(Some records)
** BEGIN **
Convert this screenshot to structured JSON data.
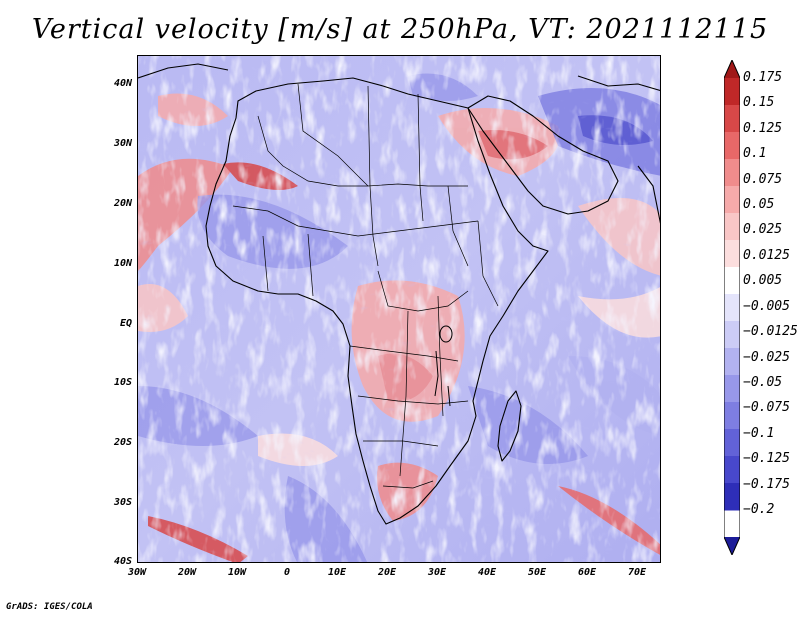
{
  "title": "Vertical velocity [m/s] at 250hPa, VT: 2021112115",
  "credit": "GrADS: IGES/COLA",
  "map": {
    "projection": "lat-lon",
    "lon_range": [
      -30,
      75
    ],
    "lat_range": [
      -40,
      45
    ],
    "lat_labels": [
      "40N",
      "30N",
      "20N",
      "10N",
      "EQ",
      "10S",
      "20S",
      "30S",
      "40S"
    ],
    "lon_labels": [
      "30W",
      "20W",
      "10W",
      "0",
      "10E",
      "20E",
      "30E",
      "40E",
      "50E",
      "60E",
      "70E"
    ]
  },
  "colorbar": {
    "labels": [
      "0.175",
      "0.15",
      "0.125",
      "0.1",
      "0.075",
      "0.05",
      "0.025",
      "0.0125",
      "0.005",
      "−0.005",
      "−0.0125",
      "−0.025",
      "−0.05",
      "−0.075",
      "−0.1",
      "−0.125",
      "−0.175",
      "−0.2"
    ],
    "colors": [
      "#a01818",
      "#c02828",
      "#d84848",
      "#e86868",
      "#f08c8c",
      "#f6aaaa",
      "#f9c6c6",
      "#fcdede",
      "#ffffff",
      "#e4e4fb",
      "#ccccf6",
      "#b2b2f0",
      "#9898ea",
      "#7e7ee2",
      "#6262d8",
      "#4848cc",
      "#2e2eb8",
      "#1c1c98"
    ]
  }
}
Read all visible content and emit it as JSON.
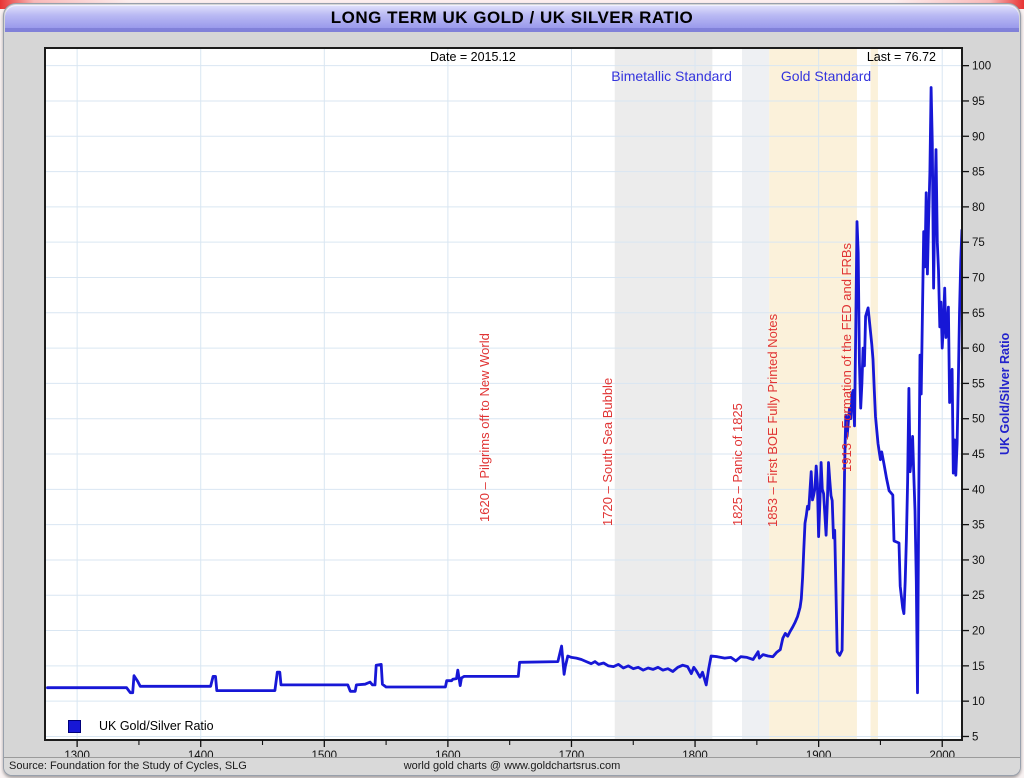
{
  "window": {
    "title": "LONG TERM UK GOLD / UK SILVER RATIO"
  },
  "footer": {
    "source": "Source: Foundation for the Study of Cycles, SLG",
    "credit": "world gold charts @ www.goldchartsrus.com"
  },
  "chart_data": {
    "type": "line",
    "title": "LONG TERM UK GOLD / UK SILVER RATIO",
    "xlabel": "",
    "ylabel": "UK Gold/Silver Ratio",
    "date_label": "Date = 2015.12",
    "last_label": "Last = 76.72",
    "last_value": 76.72,
    "xlim": [
      1274,
      2016
    ],
    "ylim": [
      4.5,
      102.5
    ],
    "x_ticks": [
      1300,
      1400,
      1500,
      1600,
      1700,
      1800,
      1900,
      2000
    ],
    "x_minor_ticks": [
      1350,
      1450,
      1550,
      1650,
      1750,
      1850,
      1950
    ],
    "y_ticks": [
      5,
      10,
      15,
      20,
      25,
      30,
      35,
      40,
      45,
      50,
      55,
      60,
      65,
      70,
      75,
      80,
      85,
      90,
      95,
      100
    ],
    "grid": true,
    "grid_color": "#d9e6f2",
    "line_color": "#1717d6",
    "legend_position": "bottom-left",
    "era_labels": [
      {
        "text": "Bimetallic Standard",
        "center_year": 1781,
        "color": "#3434dd"
      },
      {
        "text": "Gold Standard",
        "center_year": 1906,
        "color": "#3434dd"
      }
    ],
    "bands": [
      {
        "from": 1735,
        "to": 1814,
        "color": "#ececec"
      },
      {
        "from": 1838,
        "to": 1860,
        "color": "#eef0f3"
      },
      {
        "from": 1860,
        "to": 1931,
        "color": "#fbf1da"
      },
      {
        "from": 1942,
        "to": 1948,
        "color": "#fbf1da"
      }
    ],
    "annotations": [
      {
        "year": 1620,
        "text": "1620 – Pilgrims off to New World",
        "bottom_value": 35.4
      },
      {
        "year": 1720,
        "text": "1720 – South Sea Bubble",
        "bottom_value": 34.8
      },
      {
        "year": 1825,
        "text": "1825 – Panic of 1825",
        "bottom_value": 34.8
      },
      {
        "year": 1853,
        "text": "1853 – First BOE Fully Printed Notes",
        "bottom_value": 34.7
      },
      {
        "year": 1913,
        "text": "1913 – Formation of the FED and FRBs",
        "bottom_value": 42.5
      }
    ],
    "series": [
      {
        "name": "UK Gold/Silver Ratio",
        "color": "#1717d6",
        "points": [
          [
            1276,
            11.9
          ],
          [
            1340,
            11.9
          ],
          [
            1343,
            11.2
          ],
          [
            1345,
            11.2
          ],
          [
            1346,
            13.6
          ],
          [
            1349,
            12.8
          ],
          [
            1351,
            12.1
          ],
          [
            1408,
            12.1
          ],
          [
            1410,
            13.5
          ],
          [
            1412,
            13.5
          ],
          [
            1413,
            11.5
          ],
          [
            1460,
            11.5
          ],
          [
            1462,
            14.1
          ],
          [
            1464,
            14.1
          ],
          [
            1465,
            12.3
          ],
          [
            1519,
            12.3
          ],
          [
            1521,
            11.4
          ],
          [
            1525,
            11.4
          ],
          [
            1526,
            12.3
          ],
          [
            1533,
            12.4
          ],
          [
            1537,
            12.7
          ],
          [
            1539,
            12.3
          ],
          [
            1541,
            12.3
          ],
          [
            1542,
            15.1
          ],
          [
            1546,
            15.2
          ],
          [
            1547,
            12.4
          ],
          [
            1550,
            12
          ],
          [
            1598,
            12
          ],
          [
            1599,
            12.9
          ],
          [
            1603,
            12.9
          ],
          [
            1604,
            13.1
          ],
          [
            1607,
            13.2
          ],
          [
            1608,
            14.4
          ],
          [
            1610,
            12.2
          ],
          [
            1611,
            13.3
          ],
          [
            1613,
            13.5
          ],
          [
            1657,
            13.5
          ],
          [
            1658,
            15.5
          ],
          [
            1689,
            15.6
          ],
          [
            1692,
            17.8
          ],
          [
            1694,
            13.8
          ],
          [
            1695,
            14.9
          ],
          [
            1697,
            16.4
          ],
          [
            1700,
            16.2
          ],
          [
            1704,
            16.1
          ],
          [
            1708,
            15.9
          ],
          [
            1712,
            15.6
          ],
          [
            1716,
            15.3
          ],
          [
            1719,
            15.6
          ],
          [
            1722,
            15.2
          ],
          [
            1726,
            15.4
          ],
          [
            1730,
            15
          ],
          [
            1734,
            14.9
          ],
          [
            1738,
            15.2
          ],
          [
            1742,
            14.7
          ],
          [
            1746,
            15
          ],
          [
            1750,
            14.6
          ],
          [
            1754,
            14.8
          ],
          [
            1758,
            14.4
          ],
          [
            1762,
            14.7
          ],
          [
            1766,
            14.5
          ],
          [
            1770,
            14.8
          ],
          [
            1774,
            14.4
          ],
          [
            1778,
            14.6
          ],
          [
            1782,
            14.2
          ],
          [
            1786,
            14.8
          ],
          [
            1790,
            15.1
          ],
          [
            1794,
            14.9
          ],
          [
            1797,
            13.9
          ],
          [
            1799,
            14.8
          ],
          [
            1801,
            14.3
          ],
          [
            1804,
            13.4
          ],
          [
            1806,
            14.1
          ],
          [
            1809,
            12.3
          ],
          [
            1811,
            14.6
          ],
          [
            1813,
            16.4
          ],
          [
            1818,
            16.3
          ],
          [
            1824,
            16.1
          ],
          [
            1829,
            16.2
          ],
          [
            1833,
            15.7
          ],
          [
            1837,
            16.3
          ],
          [
            1842,
            16.2
          ],
          [
            1847,
            15.9
          ],
          [
            1851,
            17
          ],
          [
            1852,
            16.1
          ],
          [
            1855,
            16.6
          ],
          [
            1859,
            16.4
          ],
          [
            1863,
            16.3
          ],
          [
            1866,
            16.9
          ],
          [
            1869,
            17.3
          ],
          [
            1871,
            18.9
          ],
          [
            1873,
            19.6
          ],
          [
            1875,
            19.2
          ],
          [
            1877,
            19.9
          ],
          [
            1879,
            20.5
          ],
          [
            1881,
            21.2
          ],
          [
            1883,
            22
          ],
          [
            1885,
            23.3
          ],
          [
            1886,
            24.5
          ],
          [
            1887,
            27.5
          ],
          [
            1888,
            31.5
          ],
          [
            1889,
            35.2
          ],
          [
            1890,
            36.3
          ],
          [
            1891,
            37.6
          ],
          [
            1892,
            37.2
          ],
          [
            1893,
            39.9
          ],
          [
            1894,
            42.5
          ],
          [
            1895,
            38.5
          ],
          [
            1896,
            39.2
          ],
          [
            1897,
            40.1
          ],
          [
            1898,
            43.3
          ],
          [
            1899,
            40.8
          ],
          [
            1900,
            33.3
          ],
          [
            1901,
            38.2
          ],
          [
            1902,
            43.8
          ],
          [
            1903,
            40
          ],
          [
            1904,
            39.4
          ],
          [
            1906,
            33.5
          ],
          [
            1907,
            38
          ],
          [
            1908,
            43.8
          ],
          [
            1909,
            41.2
          ],
          [
            1910,
            39.1
          ],
          [
            1911,
            38.4
          ],
          [
            1912,
            33.1
          ],
          [
            1913,
            34.2
          ],
          [
            1914,
            26
          ],
          [
            1915,
            17
          ],
          [
            1917,
            16.5
          ],
          [
            1919,
            17.2
          ],
          [
            1920,
            30
          ],
          [
            1921,
            43
          ],
          [
            1922,
            50.5
          ],
          [
            1923,
            47.5
          ],
          [
            1924,
            49.5
          ],
          [
            1925,
            51.5
          ],
          [
            1926,
            50
          ],
          [
            1927,
            53.5
          ],
          [
            1928,
            54
          ],
          [
            1929,
            49
          ],
          [
            1930,
            62
          ],
          [
            1931,
            77.9
          ],
          [
            1932,
            73.5
          ],
          [
            1933,
            58
          ],
          [
            1934,
            51.5
          ],
          [
            1935,
            55
          ],
          [
            1936,
            60
          ],
          [
            1937,
            57.5
          ],
          [
            1938,
            64.5
          ],
          [
            1940,
            65.7
          ],
          [
            1941,
            64
          ],
          [
            1943,
            60.5
          ],
          [
            1944,
            58.4
          ],
          [
            1945,
            54
          ],
          [
            1946,
            50.3
          ],
          [
            1948,
            46.5
          ],
          [
            1950,
            44.2
          ],
          [
            1951,
            45.3
          ],
          [
            1953,
            43.5
          ],
          [
            1955,
            41.5
          ],
          [
            1957,
            39.8
          ],
          [
            1960,
            39.2
          ],
          [
            1961,
            32.7
          ],
          [
            1965,
            32.4
          ],
          [
            1966,
            26.3
          ],
          [
            1968,
            23.2
          ],
          [
            1969,
            22.4
          ],
          [
            1970,
            27
          ],
          [
            1971,
            33
          ],
          [
            1972,
            41
          ],
          [
            1973,
            54.3
          ],
          [
            1974,
            42.5
          ],
          [
            1975,
            44.5
          ],
          [
            1976,
            47.5
          ],
          [
            1977,
            42
          ],
          [
            1978,
            37
          ],
          [
            1979,
            27
          ],
          [
            1980,
            11.2
          ],
          [
            1981,
            38
          ],
          [
            1982,
            59
          ],
          [
            1983,
            53.5
          ],
          [
            1984,
            65.5
          ],
          [
            1985,
            76.5
          ],
          [
            1986,
            71.5
          ],
          [
            1987,
            82
          ],
          [
            1988,
            70.5
          ],
          [
            1989,
            78
          ],
          [
            1990,
            85
          ],
          [
            1991,
            96.9
          ],
          [
            1992,
            89
          ],
          [
            1993,
            68.5
          ],
          [
            1994,
            80
          ],
          [
            1995,
            88.1
          ],
          [
            1996,
            75
          ],
          [
            1997,
            71
          ],
          [
            1998,
            63
          ],
          [
            1999,
            66.5
          ],
          [
            2000,
            60
          ],
          [
            2001,
            63.5
          ],
          [
            2002,
            68.5
          ],
          [
            2003,
            61.5
          ],
          [
            2004,
            62.5
          ],
          [
            2005,
            65.8
          ],
          [
            2006,
            52.3
          ],
          [
            2007,
            55
          ],
          [
            2008,
            57
          ],
          [
            2009,
            42.3
          ],
          [
            2010,
            47
          ],
          [
            2011,
            42
          ],
          [
            2012,
            46.5
          ],
          [
            2013,
            55
          ],
          [
            2014,
            65
          ],
          [
            2015,
            72.5
          ],
          [
            2015.9,
            76.7
          ]
        ]
      }
    ]
  }
}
** END **
● **Your goal**:
Where a line contains "Standard", copy that line.

● **Answer below**:
        "text": "Bimetallic Standard",
        "text": "Gold Standard",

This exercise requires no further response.